• [Your goal]: Return every entry exactly as written.
____ Information given
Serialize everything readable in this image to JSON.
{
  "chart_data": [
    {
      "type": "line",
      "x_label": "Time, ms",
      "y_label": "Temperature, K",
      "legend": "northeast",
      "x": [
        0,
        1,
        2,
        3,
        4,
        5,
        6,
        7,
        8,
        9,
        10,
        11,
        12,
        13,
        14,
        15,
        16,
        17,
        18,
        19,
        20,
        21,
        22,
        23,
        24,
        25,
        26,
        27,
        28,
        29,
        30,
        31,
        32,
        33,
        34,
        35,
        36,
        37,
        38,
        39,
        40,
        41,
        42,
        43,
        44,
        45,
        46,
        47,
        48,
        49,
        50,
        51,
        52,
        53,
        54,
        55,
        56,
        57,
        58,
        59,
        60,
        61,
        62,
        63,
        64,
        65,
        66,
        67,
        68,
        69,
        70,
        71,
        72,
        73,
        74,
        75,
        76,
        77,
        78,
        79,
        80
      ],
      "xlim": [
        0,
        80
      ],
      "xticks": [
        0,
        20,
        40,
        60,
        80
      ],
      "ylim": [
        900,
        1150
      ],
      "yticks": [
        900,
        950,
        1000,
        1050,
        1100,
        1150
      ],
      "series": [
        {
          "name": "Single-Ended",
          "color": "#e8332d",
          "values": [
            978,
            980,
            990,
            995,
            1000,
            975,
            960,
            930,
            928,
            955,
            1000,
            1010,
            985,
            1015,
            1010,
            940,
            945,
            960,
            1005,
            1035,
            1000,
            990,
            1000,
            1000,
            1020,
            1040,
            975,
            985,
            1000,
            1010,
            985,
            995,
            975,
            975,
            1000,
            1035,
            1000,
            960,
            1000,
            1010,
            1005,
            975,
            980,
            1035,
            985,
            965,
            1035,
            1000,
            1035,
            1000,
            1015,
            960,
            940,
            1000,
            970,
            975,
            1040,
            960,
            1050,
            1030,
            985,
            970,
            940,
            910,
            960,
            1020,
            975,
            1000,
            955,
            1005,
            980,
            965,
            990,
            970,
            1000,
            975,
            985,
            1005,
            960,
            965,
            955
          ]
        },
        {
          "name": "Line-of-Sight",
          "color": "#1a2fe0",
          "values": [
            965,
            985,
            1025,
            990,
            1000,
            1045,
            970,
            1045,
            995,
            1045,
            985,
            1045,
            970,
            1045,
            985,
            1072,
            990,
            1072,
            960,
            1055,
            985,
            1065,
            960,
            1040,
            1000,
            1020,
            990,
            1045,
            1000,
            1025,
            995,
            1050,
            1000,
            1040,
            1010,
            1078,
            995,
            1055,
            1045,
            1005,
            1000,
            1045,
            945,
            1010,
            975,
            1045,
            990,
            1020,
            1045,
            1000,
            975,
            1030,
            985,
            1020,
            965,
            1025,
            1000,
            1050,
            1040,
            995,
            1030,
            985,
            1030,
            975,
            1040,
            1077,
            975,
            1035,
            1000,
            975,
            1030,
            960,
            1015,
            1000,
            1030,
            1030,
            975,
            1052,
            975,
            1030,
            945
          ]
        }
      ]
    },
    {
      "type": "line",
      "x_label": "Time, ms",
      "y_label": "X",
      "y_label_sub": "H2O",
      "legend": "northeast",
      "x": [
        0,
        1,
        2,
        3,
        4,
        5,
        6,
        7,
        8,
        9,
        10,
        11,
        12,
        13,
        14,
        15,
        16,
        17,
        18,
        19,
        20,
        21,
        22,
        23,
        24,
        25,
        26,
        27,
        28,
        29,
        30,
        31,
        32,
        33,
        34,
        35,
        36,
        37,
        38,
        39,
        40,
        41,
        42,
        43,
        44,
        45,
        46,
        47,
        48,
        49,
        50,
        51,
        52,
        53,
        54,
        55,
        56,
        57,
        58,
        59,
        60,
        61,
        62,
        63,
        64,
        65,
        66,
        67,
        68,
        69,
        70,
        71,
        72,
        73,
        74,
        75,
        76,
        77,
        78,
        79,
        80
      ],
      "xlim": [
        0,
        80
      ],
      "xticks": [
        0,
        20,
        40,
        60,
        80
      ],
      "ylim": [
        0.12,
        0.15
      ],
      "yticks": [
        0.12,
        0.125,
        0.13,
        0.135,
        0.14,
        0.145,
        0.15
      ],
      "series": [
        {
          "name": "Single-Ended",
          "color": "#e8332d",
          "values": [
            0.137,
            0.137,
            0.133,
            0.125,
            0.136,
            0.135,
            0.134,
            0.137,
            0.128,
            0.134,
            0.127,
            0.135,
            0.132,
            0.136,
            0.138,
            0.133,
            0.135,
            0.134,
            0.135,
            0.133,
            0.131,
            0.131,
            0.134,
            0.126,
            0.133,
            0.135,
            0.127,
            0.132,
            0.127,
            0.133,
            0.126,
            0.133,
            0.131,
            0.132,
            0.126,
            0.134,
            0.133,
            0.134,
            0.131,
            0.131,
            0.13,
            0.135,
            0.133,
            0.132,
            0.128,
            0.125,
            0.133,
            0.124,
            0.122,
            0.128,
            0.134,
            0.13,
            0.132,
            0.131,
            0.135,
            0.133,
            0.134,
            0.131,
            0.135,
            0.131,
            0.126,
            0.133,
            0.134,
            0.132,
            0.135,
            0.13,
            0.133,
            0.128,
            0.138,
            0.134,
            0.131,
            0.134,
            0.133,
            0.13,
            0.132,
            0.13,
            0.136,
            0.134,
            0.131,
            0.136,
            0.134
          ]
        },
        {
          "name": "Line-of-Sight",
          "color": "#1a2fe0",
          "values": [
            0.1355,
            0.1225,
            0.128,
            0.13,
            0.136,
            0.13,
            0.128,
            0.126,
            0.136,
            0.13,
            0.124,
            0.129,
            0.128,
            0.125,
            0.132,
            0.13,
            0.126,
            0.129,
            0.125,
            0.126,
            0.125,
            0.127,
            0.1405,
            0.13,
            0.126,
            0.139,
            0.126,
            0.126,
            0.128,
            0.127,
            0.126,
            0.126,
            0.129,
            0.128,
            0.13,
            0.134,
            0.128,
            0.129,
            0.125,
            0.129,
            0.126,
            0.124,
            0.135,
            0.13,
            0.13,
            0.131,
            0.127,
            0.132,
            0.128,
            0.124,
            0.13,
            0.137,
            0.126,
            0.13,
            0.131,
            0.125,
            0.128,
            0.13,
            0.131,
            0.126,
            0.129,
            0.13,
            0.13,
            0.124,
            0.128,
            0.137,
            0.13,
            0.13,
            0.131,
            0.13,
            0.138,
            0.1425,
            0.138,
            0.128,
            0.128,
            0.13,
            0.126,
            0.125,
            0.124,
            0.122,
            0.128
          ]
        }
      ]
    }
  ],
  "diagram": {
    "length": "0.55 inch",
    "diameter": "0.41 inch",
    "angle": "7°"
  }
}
________
• [Solution to this problem]:
Serialize everything readable in this image to JSON.
{
  "chart_data": [
    {
      "type": "line",
      "x_label": "Time, ms",
      "y_label": "Temperature, K",
      "legend": "northeast",
      "x": [
        0,
        1,
        2,
        3,
        4,
        5,
        6,
        7,
        8,
        9,
        10,
        11,
        12,
        13,
        14,
        15,
        16,
        17,
        18,
        19,
        20,
        21,
        22,
        23,
        24,
        25,
        26,
        27,
        28,
        29,
        30,
        31,
        32,
        33,
        34,
        35,
        36,
        37,
        38,
        39,
        40,
        41,
        42,
        43,
        44,
        45,
        46,
        47,
        48,
        49,
        50,
        51,
        52,
        53,
        54,
        55,
        56,
        57,
        58,
        59,
        60,
        61,
        62,
        63,
        64,
        65,
        66,
        67,
        68,
        69,
        70,
        71,
        72,
        73,
        74,
        75,
        76,
        77,
        78,
        79,
        80
      ],
      "xlim": [
        0,
        80
      ],
      "xticks": [
        0,
        20,
        40,
        60,
        80
      ],
      "ylim": [
        900,
        1150
      ],
      "yticks": [
        900,
        950,
        1000,
        1050,
        1100,
        1150
      ],
      "series": [
        {
          "name": "Single-Ended",
          "color": "#e8332d",
          "values": [
            978,
            980,
            990,
            995,
            1000,
            975,
            960,
            930,
            928,
            955,
            1000,
            1010,
            985,
            1015,
            1010,
            940,
            945,
            960,
            1005,
            1035,
            1000,
            990,
            1000,
            1000,
            1020,
            1040,
            975,
            985,
            1000,
            1010,
            985,
            995,
            975,
            975,
            1000,
            1035,
            1000,
            960,
            1000,
            1010,
            1005,
            975,
            980,
            1035,
            985,
            965,
            1035,
            1000,
            1035,
            1000,
            1015,
            960,
            940,
            1000,
            970,
            975,
            1040,
            960,
            1050,
            1030,
            985,
            970,
            940,
            910,
            960,
            1020,
            975,
            1000,
            955,
            1005,
            980,
            965,
            990,
            970,
            1000,
            975,
            985,
            1005,
            960,
            965,
            955
          ]
        },
        {
          "name": "Line-of-Sight",
          "color": "#1a2fe0",
          "values": [
            965,
            985,
            1025,
            990,
            1000,
            1045,
            970,
            1045,
            995,
            1045,
            985,
            1045,
            970,
            1045,
            985,
            1072,
            990,
            1072,
            960,
            1055,
            985,
            1065,
            960,
            1040,
            1000,
            1020,
            990,
            1045,
            1000,
            1025,
            995,
            1050,
            1000,
            1040,
            1010,
            1078,
            995,
            1055,
            1045,
            1005,
            1000,
            1045,
            945,
            1010,
            975,
            1045,
            990,
            1020,
            1045,
            1000,
            975,
            1030,
            985,
            1020,
            965,
            1025,
            1000,
            1050,
            1040,
            995,
            1030,
            985,
            1030,
            975,
            1040,
            1077,
            975,
            1035,
            1000,
            975,
            1030,
            960,
            1015,
            1000,
            1030,
            1030,
            975,
            1052,
            975,
            1030,
            945
          ]
        }
      ]
    },
    {
      "type": "line",
      "x_label": "Time, ms",
      "y_label": "X",
      "y_label_sub": "H2O",
      "legend": "northeast",
      "x": [
        0,
        1,
        2,
        3,
        4,
        5,
        6,
        7,
        8,
        9,
        10,
        11,
        12,
        13,
        14,
        15,
        16,
        17,
        18,
        19,
        20,
        21,
        22,
        23,
        24,
        25,
        26,
        27,
        28,
        29,
        30,
        31,
        32,
        33,
        34,
        35,
        36,
        37,
        38,
        39,
        40,
        41,
        42,
        43,
        44,
        45,
        46,
        47,
        48,
        49,
        50,
        51,
        52,
        53,
        54,
        55,
        56,
        57,
        58,
        59,
        60,
        61,
        62,
        63,
        64,
        65,
        66,
        67,
        68,
        69,
        70,
        71,
        72,
        73,
        74,
        75,
        76,
        77,
        78,
        79,
        80
      ],
      "xlim": [
        0,
        80
      ],
      "xticks": [
        0,
        20,
        40,
        60,
        80
      ],
      "ylim": [
        0.12,
        0.15
      ],
      "yticks": [
        0.12,
        0.125,
        0.13,
        0.135,
        0.14,
        0.145,
        0.15
      ],
      "series": [
        {
          "name": "Single-Ended",
          "color": "#e8332d",
          "values": [
            0.137,
            0.137,
            0.133,
            0.125,
            0.136,
            0.135,
            0.134,
            0.137,
            0.128,
            0.134,
            0.127,
            0.135,
            0.132,
            0.136,
            0.138,
            0.133,
            0.135,
            0.134,
            0.135,
            0.133,
            0.131,
            0.131,
            0.134,
            0.126,
            0.133,
            0.135,
            0.127,
            0.132,
            0.127,
            0.133,
            0.126,
            0.133,
            0.131,
            0.132,
            0.126,
            0.134,
            0.133,
            0.134,
            0.131,
            0.131,
            0.13,
            0.135,
            0.133,
            0.132,
            0.128,
            0.125,
            0.133,
            0.124,
            0.122,
            0.128,
            0.134,
            0.13,
            0.132,
            0.131,
            0.135,
            0.133,
            0.134,
            0.131,
            0.135,
            0.131,
            0.126,
            0.133,
            0.134,
            0.132,
            0.135,
            0.13,
            0.133,
            0.128,
            0.138,
            0.134,
            0.131,
            0.134,
            0.133,
            0.13,
            0.132,
            0.13,
            0.136,
            0.134,
            0.131,
            0.136,
            0.134
          ]
        },
        {
          "name": "Line-of-Sight",
          "color": "#1a2fe0",
          "values": [
            0.1355,
            0.1225,
            0.128,
            0.13,
            0.136,
            0.13,
            0.128,
            0.126,
            0.136,
            0.13,
            0.124,
            0.129,
            0.128,
            0.125,
            0.132,
            0.13,
            0.126,
            0.129,
            0.125,
            0.126,
            0.125,
            0.127,
            0.1405,
            0.13,
            0.126,
            0.139,
            0.126,
            0.126,
            0.128,
            0.127,
            0.126,
            0.126,
            0.129,
            0.128,
            0.13,
            0.134,
            0.128,
            0.129,
            0.125,
            0.129,
            0.126,
            0.124,
            0.135,
            0.13,
            0.13,
            0.131,
            0.127,
            0.132,
            0.128,
            0.124,
            0.13,
            0.137,
            0.126,
            0.13,
            0.131,
            0.125,
            0.128,
            0.13,
            0.131,
            0.126,
            0.129,
            0.13,
            0.13,
            0.124,
            0.128,
            0.137,
            0.13,
            0.13,
            0.131,
            0.13,
            0.138,
            0.1425,
            0.138,
            0.128,
            0.128,
            0.13,
            0.126,
            0.125,
            0.124,
            0.122,
            0.128
          ]
        }
      ]
    }
  ],
  "diagram": {
    "length": "0.55 inch",
    "diameter": "0.41 inch",
    "angle": "7°"
  }
}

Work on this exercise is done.